Stored items from a collection

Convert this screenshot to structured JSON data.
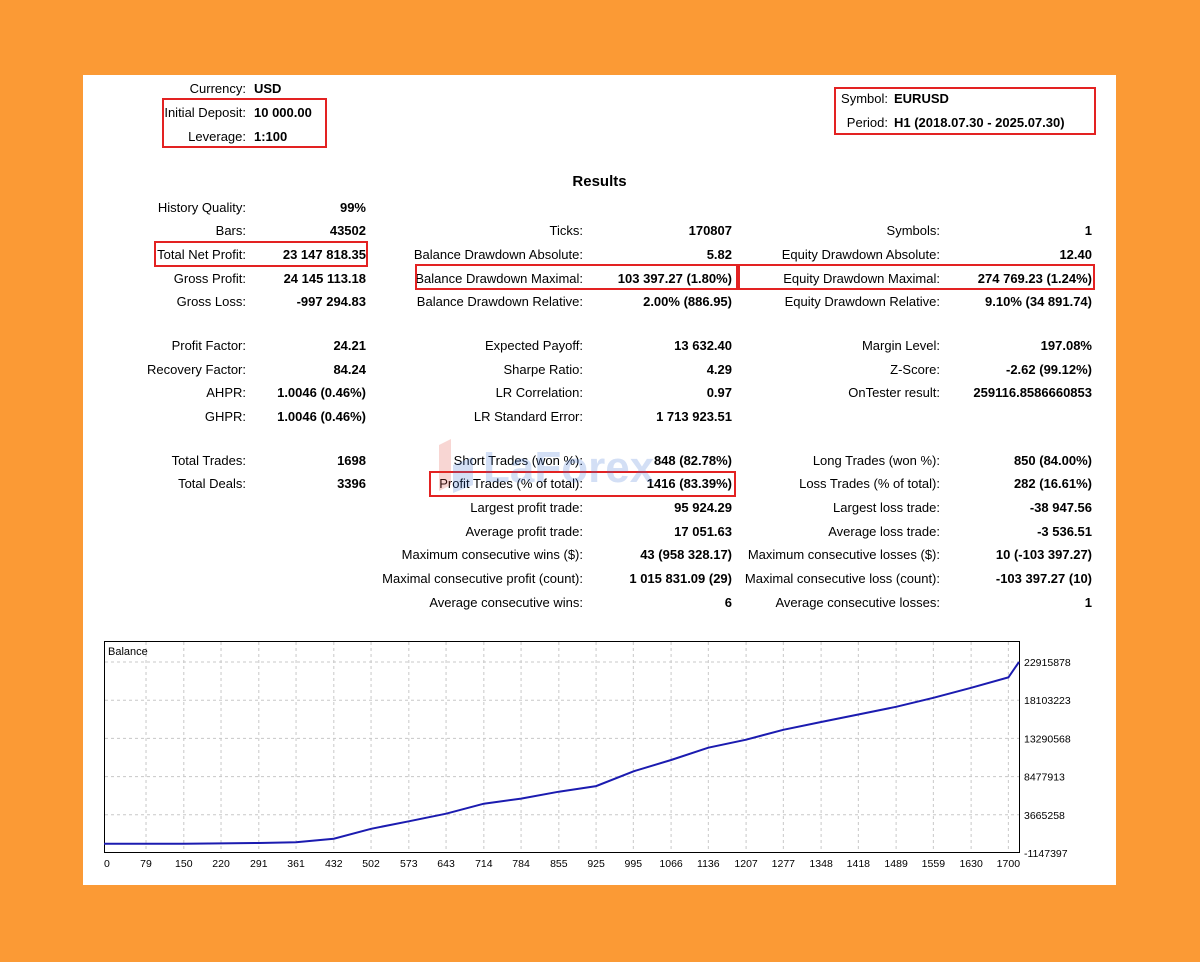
{
  "header": {
    "currency_label": "Currency:",
    "currency": "USD",
    "deposit_label": "Initial Deposit:",
    "deposit": "10 000.00",
    "leverage_label": "Leverage:",
    "leverage": "1:100",
    "symbol_label": "Symbol:",
    "symbol": "EURUSD",
    "period_label": "Period:",
    "period": "H1 (2018.07.30 - 2025.07.30)"
  },
  "results_title": "Results",
  "col1": [
    {
      "label": "History Quality:",
      "value": "99%"
    },
    {
      "label": "Bars:",
      "value": "43502"
    },
    {
      "label": "Total Net Profit:",
      "value": "23 147 818.35"
    },
    {
      "label": "Gross Profit:",
      "value": "24 145 113.18"
    },
    {
      "label": "Gross Loss:",
      "value": "-997 294.83"
    },
    {
      "label": "Profit Factor:",
      "value": "24.21"
    },
    {
      "label": "Recovery Factor:",
      "value": "84.24"
    },
    {
      "label": "AHPR:",
      "value": "1.0046 (0.46%)"
    },
    {
      "label": "GHPR:",
      "value": "1.0046 (0.46%)"
    },
    {
      "label": "Total Trades:",
      "value": "1698"
    },
    {
      "label": "Total Deals:",
      "value": "3396"
    }
  ],
  "col2": [
    {
      "label": "Ticks:",
      "value": "170807"
    },
    {
      "label": "Balance Drawdown Absolute:",
      "value": "5.82"
    },
    {
      "label": "Balance Drawdown Maximal:",
      "value": "103 397.27 (1.80%)"
    },
    {
      "label": "Balance Drawdown Relative:",
      "value": "2.00% (886.95)"
    },
    {
      "label": "Expected Payoff:",
      "value": "13 632.40"
    },
    {
      "label": "Sharpe Ratio:",
      "value": "4.29"
    },
    {
      "label": "LR Correlation:",
      "value": "0.97"
    },
    {
      "label": "LR Standard Error:",
      "value": "1 713 923.51"
    },
    {
      "label": "Short Trades (won %):",
      "value": "848 (82.78%)"
    },
    {
      "label": "Profit Trades (% of total):",
      "value": "1416 (83.39%)"
    },
    {
      "label": "Largest profit trade:",
      "value": "95 924.29"
    },
    {
      "label": "Average profit trade:",
      "value": "17 051.63"
    },
    {
      "label": "Maximum consecutive wins ($):",
      "value": "43 (958 328.17)"
    },
    {
      "label": "Maximal consecutive profit (count):",
      "value": "1 015 831.09 (29)"
    },
    {
      "label": "Average consecutive wins:",
      "value": "6"
    }
  ],
  "col3": [
    {
      "label": "Symbols:",
      "value": "1"
    },
    {
      "label": "Equity Drawdown Absolute:",
      "value": "12.40"
    },
    {
      "label": "Equity Drawdown Maximal:",
      "value": "274 769.23 (1.24%)"
    },
    {
      "label": "Equity Drawdown Relative:",
      "value": "9.10% (34 891.74)"
    },
    {
      "label": "Margin Level:",
      "value": "197.08%"
    },
    {
      "label": "Z-Score:",
      "value": "-2.62 (99.12%)"
    },
    {
      "label": "OnTester result:",
      "value": "259116.8586660853"
    },
    {
      "label": "Long Trades (won %):",
      "value": "850 (84.00%)"
    },
    {
      "label": "Loss Trades (% of total):",
      "value": "282 (16.61%)"
    },
    {
      "label": "Largest loss trade:",
      "value": "-38 947.56"
    },
    {
      "label": "Average loss trade:",
      "value": "-3 536.51"
    },
    {
      "label": "Maximum consecutive losses ($):",
      "value": "10 (-103 397.27)"
    },
    {
      "label": "Maximal consecutive loss (count):",
      "value": "-103 397.27 (10)"
    },
    {
      "label": "Average consecutive losses:",
      "value": "1"
    }
  ],
  "watermark": "LaForex",
  "colors": {
    "highlight_box": "#e32222",
    "balance_line": "#1b1bb0",
    "background": "#fb9a35"
  },
  "chart_data": {
    "type": "line",
    "title": "Balance",
    "series": [
      {
        "x": [
          0,
          79,
          150,
          220,
          291,
          361,
          432,
          502,
          573,
          643,
          714,
          784,
          855,
          925,
          995,
          1066,
          1136,
          1207,
          1277,
          1348,
          1418,
          1489,
          1559,
          1630,
          1700,
          1720
        ],
        "values": [
          10000,
          10000,
          20000,
          60000,
          110000,
          200000,
          660000,
          1900000,
          2850000,
          3800000,
          5060000,
          5700000,
          6570000,
          7280000,
          9130000,
          10570000,
          12120000,
          13130000,
          14380000,
          15360000,
          16300000,
          17270000,
          18400000,
          19670000,
          20980000,
          22915878
        ]
      }
    ],
    "x_ticks": [
      0,
      79,
      150,
      220,
      291,
      361,
      432,
      502,
      573,
      643,
      714,
      784,
      855,
      925,
      995,
      1066,
      1136,
      1207,
      1277,
      1348,
      1418,
      1489,
      1559,
      1630,
      1700
    ],
    "y_ticks": [
      22915878,
      18103223,
      13290568,
      8477913,
      3665258,
      -1147397
    ],
    "xlim": [
      0,
      1720
    ],
    "ylim": [
      -1147397,
      25000000
    ],
    "grid": true
  }
}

-- GIVEN EXERCISE --
Extract every line of the records above that contains the word "losses".

-- COMPLETE ANSWER --
      "label": "Maximum consecutive losses ($):",
      "label": "Average consecutive losses:",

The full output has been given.